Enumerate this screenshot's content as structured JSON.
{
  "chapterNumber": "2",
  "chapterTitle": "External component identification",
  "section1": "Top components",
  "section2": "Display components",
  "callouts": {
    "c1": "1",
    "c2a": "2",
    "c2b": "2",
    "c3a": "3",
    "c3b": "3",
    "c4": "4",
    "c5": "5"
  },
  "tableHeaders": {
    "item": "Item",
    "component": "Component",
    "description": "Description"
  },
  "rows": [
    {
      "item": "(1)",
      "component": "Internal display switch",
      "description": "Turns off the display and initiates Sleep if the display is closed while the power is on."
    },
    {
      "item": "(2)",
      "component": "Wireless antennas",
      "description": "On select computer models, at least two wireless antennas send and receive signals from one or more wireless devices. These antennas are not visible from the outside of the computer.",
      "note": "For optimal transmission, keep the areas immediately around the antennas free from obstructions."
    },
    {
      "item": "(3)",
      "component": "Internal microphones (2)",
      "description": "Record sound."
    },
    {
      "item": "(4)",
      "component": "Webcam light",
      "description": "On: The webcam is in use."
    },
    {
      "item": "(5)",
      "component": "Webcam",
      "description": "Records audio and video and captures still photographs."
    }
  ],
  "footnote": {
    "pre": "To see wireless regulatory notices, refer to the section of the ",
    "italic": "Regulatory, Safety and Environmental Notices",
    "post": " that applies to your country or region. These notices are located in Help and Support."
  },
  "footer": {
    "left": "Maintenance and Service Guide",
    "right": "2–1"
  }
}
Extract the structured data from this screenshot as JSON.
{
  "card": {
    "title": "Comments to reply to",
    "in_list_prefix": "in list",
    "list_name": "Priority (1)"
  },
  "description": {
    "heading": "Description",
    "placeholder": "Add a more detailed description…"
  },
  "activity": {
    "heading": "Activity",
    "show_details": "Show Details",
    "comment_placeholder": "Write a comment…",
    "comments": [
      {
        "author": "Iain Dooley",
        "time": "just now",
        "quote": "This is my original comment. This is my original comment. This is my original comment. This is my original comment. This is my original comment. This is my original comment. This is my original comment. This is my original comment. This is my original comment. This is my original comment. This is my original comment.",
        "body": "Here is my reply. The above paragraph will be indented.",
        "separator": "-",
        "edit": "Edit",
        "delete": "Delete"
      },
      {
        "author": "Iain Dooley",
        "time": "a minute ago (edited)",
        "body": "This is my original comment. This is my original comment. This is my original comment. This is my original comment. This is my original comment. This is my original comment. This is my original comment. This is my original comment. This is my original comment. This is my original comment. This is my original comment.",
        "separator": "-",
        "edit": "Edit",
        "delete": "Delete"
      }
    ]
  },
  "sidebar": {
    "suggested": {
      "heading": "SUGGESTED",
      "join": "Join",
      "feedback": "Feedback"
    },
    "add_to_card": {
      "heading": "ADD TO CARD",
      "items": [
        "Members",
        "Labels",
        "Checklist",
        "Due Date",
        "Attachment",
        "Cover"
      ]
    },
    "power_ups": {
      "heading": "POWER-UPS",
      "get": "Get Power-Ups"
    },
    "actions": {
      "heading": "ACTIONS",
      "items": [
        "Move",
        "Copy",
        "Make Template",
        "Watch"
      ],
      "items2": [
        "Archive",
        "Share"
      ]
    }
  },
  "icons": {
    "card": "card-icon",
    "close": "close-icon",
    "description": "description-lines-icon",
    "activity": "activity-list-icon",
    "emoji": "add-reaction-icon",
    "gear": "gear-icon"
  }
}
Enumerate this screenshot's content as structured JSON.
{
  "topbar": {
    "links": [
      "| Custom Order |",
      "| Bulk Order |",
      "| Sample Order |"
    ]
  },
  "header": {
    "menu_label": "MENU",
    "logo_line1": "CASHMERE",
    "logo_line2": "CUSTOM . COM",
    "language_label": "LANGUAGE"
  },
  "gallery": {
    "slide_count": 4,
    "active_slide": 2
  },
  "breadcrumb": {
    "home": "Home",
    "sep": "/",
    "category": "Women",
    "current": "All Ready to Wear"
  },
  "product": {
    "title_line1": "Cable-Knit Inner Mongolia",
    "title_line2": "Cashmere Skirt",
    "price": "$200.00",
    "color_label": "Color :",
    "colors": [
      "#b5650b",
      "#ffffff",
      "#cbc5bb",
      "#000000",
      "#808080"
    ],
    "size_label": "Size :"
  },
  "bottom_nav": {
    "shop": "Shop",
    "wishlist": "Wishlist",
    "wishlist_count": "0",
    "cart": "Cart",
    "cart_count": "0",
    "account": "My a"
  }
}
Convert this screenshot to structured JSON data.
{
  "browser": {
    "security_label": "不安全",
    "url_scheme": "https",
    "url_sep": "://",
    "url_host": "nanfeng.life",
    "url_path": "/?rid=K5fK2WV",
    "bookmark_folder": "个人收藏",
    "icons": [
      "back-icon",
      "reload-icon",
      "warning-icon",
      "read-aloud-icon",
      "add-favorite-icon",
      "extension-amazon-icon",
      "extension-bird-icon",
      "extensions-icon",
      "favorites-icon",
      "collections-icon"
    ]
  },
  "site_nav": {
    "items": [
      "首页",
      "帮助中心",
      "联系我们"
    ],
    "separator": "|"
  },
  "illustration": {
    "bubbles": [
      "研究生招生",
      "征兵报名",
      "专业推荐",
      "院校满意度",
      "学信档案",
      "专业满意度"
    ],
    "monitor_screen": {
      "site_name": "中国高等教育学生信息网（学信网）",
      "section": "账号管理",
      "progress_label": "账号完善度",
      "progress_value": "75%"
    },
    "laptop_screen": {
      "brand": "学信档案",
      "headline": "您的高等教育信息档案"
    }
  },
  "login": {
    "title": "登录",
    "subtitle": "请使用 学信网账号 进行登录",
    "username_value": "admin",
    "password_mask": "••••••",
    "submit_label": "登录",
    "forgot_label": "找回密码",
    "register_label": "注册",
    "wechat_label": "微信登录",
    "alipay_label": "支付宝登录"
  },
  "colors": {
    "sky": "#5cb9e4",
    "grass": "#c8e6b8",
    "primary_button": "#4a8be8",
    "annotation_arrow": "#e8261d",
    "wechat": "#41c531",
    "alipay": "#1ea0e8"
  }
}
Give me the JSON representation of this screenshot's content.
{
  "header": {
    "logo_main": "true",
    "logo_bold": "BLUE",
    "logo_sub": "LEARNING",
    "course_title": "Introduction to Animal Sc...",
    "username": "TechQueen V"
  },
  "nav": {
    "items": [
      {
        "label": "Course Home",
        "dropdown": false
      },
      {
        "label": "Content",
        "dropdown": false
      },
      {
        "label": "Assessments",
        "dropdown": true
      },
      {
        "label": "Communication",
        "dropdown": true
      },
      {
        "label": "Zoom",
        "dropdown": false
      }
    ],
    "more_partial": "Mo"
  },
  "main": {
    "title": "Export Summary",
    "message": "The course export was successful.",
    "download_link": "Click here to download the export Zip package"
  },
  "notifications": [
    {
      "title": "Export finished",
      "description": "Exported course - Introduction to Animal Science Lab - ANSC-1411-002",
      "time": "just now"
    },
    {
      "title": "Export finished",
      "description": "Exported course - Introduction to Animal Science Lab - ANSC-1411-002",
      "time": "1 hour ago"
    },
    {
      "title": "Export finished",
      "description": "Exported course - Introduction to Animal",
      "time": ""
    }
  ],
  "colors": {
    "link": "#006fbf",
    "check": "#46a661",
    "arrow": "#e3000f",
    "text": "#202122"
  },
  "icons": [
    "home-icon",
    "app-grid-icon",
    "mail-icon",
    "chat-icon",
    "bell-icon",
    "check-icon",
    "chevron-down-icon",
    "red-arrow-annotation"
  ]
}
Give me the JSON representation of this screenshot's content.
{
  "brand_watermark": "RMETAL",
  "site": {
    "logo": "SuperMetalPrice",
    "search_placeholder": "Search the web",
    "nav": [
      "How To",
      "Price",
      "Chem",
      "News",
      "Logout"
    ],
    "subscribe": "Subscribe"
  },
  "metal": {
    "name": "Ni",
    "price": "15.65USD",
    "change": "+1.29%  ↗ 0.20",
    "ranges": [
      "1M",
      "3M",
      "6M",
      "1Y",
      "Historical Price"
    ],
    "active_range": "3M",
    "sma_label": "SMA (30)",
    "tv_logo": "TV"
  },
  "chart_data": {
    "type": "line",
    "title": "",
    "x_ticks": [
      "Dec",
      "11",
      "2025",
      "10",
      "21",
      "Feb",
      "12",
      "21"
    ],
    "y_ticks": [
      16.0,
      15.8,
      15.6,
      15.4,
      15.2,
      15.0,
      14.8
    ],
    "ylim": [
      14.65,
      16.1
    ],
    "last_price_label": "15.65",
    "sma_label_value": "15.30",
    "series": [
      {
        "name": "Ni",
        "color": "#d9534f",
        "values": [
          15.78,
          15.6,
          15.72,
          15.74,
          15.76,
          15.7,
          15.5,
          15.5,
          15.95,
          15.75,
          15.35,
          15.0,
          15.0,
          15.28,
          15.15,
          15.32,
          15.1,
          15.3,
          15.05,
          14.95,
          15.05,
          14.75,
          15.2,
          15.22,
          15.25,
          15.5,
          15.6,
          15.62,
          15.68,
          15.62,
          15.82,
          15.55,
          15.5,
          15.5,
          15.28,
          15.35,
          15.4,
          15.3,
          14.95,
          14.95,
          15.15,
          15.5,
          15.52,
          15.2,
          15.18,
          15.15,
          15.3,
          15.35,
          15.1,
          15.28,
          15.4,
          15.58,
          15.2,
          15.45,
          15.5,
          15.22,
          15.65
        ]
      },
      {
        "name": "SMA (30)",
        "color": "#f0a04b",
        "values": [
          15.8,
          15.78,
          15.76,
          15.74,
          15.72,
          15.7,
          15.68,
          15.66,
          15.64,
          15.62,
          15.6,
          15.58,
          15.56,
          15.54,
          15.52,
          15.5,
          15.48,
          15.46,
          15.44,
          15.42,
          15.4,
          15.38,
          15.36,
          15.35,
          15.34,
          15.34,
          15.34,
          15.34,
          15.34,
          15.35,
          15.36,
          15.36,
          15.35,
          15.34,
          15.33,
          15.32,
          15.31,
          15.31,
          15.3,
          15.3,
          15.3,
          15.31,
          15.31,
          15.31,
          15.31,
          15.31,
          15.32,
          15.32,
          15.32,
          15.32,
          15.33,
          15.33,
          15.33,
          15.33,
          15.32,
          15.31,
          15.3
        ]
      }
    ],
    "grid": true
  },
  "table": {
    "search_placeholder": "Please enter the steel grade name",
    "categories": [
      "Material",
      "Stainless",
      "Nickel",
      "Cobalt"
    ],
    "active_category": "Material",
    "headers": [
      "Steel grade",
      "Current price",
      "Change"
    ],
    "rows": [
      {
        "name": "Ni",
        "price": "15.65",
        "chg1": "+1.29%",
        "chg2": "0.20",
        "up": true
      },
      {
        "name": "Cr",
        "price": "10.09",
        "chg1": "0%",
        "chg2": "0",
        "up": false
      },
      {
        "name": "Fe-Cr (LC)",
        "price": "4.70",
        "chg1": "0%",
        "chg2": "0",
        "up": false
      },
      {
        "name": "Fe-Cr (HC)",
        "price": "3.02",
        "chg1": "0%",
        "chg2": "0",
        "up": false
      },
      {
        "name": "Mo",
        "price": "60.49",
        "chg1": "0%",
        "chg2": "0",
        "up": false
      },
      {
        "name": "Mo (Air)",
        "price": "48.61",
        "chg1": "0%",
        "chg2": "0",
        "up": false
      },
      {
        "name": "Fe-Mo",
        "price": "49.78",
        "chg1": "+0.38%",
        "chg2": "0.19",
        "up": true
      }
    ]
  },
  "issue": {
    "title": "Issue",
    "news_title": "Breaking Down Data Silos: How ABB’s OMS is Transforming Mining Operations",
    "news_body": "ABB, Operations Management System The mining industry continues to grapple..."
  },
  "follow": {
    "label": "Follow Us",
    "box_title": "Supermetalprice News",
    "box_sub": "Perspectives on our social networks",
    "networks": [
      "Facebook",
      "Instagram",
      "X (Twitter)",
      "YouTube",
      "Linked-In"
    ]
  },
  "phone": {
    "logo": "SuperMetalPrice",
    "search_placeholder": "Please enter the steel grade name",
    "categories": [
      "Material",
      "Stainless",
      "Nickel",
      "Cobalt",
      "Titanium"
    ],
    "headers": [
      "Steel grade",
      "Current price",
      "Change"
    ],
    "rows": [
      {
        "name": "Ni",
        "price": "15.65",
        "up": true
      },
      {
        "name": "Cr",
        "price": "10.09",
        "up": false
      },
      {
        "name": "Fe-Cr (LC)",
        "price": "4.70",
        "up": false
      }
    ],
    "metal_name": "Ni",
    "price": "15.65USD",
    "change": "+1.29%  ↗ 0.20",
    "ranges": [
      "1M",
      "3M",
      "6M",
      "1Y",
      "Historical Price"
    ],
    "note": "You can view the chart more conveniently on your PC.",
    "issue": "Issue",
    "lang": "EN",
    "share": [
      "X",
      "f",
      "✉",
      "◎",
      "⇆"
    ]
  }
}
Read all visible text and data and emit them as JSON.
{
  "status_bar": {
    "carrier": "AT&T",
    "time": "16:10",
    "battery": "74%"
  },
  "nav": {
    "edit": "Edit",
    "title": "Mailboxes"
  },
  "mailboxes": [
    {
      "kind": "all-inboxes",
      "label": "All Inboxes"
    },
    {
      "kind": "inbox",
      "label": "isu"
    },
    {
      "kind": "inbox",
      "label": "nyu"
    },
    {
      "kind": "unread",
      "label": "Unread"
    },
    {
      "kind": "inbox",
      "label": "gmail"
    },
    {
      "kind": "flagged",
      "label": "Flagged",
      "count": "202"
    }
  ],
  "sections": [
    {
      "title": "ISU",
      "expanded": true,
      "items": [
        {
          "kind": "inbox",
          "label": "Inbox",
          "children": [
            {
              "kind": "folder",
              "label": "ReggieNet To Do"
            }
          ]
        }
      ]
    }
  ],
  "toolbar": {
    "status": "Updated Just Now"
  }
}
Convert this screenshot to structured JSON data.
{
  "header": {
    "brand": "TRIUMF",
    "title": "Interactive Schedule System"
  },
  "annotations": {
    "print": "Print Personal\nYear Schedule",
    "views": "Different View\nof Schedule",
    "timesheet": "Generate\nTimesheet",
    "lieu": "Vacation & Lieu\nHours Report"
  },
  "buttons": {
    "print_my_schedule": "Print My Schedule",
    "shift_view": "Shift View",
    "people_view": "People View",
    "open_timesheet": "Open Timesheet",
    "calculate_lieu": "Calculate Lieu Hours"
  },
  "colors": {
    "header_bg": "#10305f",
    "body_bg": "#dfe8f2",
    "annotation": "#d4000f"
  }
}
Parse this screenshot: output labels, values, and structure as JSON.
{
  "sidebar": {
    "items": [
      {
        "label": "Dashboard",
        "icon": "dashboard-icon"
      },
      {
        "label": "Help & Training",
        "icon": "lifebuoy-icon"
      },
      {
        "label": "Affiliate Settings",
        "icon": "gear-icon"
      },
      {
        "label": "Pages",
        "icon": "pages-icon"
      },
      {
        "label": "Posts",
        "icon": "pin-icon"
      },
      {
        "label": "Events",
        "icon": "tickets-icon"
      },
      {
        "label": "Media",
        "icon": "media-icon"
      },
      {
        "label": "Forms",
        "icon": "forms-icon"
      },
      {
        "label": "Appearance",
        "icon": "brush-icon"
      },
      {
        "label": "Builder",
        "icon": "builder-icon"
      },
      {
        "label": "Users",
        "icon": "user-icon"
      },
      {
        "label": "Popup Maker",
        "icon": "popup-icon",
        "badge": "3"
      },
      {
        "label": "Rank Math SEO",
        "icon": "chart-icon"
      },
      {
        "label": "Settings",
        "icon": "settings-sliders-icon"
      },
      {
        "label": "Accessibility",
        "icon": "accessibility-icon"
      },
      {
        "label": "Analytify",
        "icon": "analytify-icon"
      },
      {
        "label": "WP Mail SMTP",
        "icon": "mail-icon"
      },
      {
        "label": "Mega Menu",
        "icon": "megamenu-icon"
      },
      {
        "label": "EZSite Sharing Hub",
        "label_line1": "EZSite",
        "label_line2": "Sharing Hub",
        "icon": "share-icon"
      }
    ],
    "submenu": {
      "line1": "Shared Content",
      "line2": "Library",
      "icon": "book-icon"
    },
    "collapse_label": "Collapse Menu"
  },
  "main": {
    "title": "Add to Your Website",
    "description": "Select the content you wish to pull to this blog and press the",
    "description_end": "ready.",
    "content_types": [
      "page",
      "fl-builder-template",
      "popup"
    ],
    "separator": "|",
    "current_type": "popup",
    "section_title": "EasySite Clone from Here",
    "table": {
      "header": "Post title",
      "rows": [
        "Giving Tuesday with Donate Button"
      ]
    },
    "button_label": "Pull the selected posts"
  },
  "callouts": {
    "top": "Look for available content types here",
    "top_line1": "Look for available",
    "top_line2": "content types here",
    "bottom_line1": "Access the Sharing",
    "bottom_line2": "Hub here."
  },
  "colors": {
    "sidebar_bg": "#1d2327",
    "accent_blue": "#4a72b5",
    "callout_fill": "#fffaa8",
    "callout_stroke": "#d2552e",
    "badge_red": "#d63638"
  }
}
___
Extract every line containing the string "EZSite" from the data above.

Solution to the exercise:
        "label": "EZSite Sharing Hub",
        "label_line1": "EZSite",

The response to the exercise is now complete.